### Data supplied
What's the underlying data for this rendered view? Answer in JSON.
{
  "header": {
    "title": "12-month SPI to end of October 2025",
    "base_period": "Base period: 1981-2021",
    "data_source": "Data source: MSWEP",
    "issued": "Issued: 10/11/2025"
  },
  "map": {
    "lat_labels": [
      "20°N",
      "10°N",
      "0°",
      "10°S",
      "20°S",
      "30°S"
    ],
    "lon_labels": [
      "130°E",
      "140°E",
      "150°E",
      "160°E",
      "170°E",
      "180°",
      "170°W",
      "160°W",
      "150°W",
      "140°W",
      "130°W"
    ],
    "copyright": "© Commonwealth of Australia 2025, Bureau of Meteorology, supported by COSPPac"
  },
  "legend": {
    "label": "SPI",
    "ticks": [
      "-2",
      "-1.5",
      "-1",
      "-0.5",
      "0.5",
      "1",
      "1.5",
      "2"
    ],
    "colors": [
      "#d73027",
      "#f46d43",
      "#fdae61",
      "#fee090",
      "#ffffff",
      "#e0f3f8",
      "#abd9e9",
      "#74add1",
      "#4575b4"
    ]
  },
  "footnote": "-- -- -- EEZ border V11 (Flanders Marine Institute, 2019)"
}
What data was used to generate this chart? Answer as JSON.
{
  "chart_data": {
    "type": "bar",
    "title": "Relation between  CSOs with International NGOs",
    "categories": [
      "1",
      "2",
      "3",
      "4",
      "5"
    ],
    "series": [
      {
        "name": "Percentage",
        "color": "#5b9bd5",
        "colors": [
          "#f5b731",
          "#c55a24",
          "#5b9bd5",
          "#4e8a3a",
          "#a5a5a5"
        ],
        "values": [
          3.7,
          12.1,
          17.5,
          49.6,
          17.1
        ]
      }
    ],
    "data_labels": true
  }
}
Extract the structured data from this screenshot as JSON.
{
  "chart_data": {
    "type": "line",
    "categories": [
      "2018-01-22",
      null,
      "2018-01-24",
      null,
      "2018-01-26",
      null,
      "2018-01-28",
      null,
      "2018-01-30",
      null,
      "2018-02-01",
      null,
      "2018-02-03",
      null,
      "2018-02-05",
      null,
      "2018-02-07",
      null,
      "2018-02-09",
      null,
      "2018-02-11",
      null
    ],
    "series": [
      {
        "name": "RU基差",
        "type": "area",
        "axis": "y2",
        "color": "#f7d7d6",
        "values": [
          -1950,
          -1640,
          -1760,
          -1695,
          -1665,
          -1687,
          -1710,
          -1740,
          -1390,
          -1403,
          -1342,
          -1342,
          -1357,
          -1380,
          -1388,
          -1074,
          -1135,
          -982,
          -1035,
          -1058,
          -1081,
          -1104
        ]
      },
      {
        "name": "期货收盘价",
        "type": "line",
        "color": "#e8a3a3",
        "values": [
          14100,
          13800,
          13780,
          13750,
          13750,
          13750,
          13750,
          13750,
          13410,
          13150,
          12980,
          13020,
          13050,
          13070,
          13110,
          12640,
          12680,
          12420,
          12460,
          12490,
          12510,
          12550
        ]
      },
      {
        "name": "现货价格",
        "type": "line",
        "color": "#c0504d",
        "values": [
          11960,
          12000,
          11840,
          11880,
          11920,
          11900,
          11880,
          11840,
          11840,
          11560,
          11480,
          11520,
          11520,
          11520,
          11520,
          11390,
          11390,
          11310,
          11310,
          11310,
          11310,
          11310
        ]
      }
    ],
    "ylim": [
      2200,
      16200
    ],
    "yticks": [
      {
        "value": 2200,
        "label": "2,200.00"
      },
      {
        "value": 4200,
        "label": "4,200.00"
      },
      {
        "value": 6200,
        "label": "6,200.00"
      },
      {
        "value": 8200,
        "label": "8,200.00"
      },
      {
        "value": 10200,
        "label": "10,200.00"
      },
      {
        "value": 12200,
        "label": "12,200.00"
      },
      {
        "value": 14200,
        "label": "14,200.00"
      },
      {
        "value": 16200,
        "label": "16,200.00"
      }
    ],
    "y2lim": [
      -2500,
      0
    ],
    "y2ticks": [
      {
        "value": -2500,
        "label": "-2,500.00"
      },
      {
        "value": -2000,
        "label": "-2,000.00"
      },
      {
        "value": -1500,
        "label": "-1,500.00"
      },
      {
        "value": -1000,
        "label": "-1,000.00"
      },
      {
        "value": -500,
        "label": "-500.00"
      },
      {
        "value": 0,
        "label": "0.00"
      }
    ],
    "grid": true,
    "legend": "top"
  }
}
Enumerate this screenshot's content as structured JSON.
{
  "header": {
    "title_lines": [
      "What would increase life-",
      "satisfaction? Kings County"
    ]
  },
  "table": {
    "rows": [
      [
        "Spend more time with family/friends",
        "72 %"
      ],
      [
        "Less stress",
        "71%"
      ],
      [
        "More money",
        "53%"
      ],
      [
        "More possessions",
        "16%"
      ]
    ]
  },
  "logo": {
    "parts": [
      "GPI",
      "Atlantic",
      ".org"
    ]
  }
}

### The exercise
Pull every line containing "this" from the data.

### Exercise output
What's the underlying data for this rendered view? Answer in JSON.
What data was used to generate this chart? Answer as JSON.
Extract the structured data from this screenshot as JSON.
Enumerate this screenshot's content as structured JSON.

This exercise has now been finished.